Dataset entries:
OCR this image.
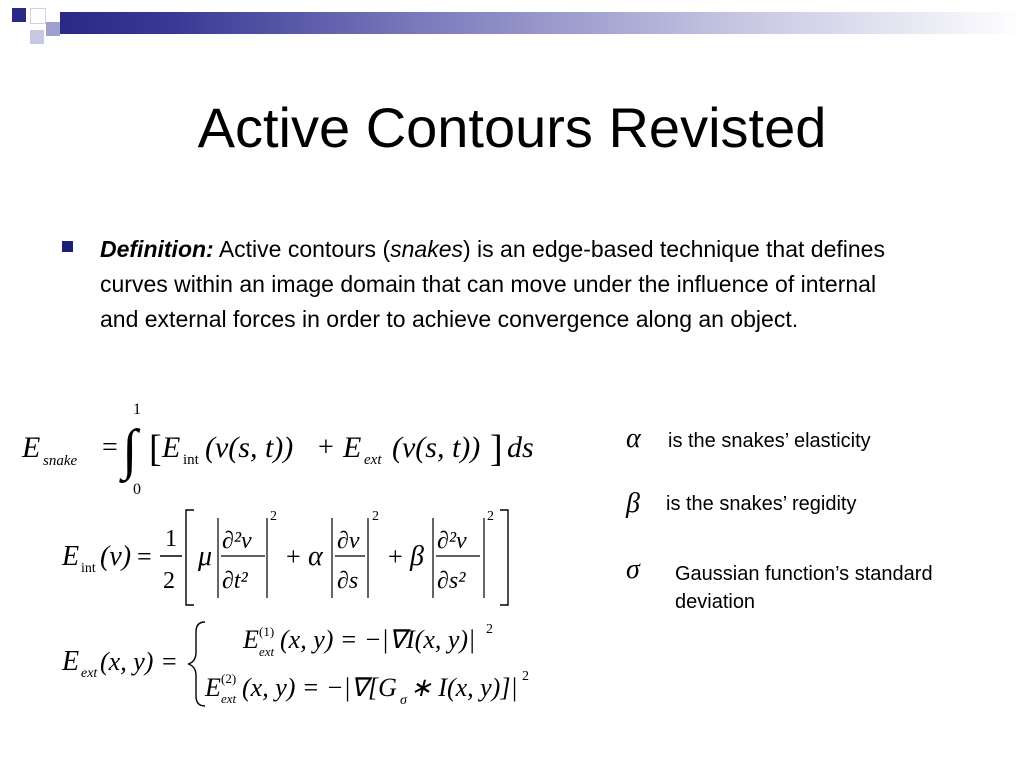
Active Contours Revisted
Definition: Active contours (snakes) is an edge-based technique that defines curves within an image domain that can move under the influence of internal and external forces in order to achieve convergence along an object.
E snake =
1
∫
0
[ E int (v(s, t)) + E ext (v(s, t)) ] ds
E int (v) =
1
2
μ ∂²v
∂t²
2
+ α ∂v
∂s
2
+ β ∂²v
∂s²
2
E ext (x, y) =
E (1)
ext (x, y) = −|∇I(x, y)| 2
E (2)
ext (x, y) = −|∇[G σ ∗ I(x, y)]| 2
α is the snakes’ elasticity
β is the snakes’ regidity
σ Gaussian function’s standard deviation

YOUR OBJECTIVE:
Among the records above, how many lines carry the string "snakes"? Reply with the number alone.

THE REPLY:
3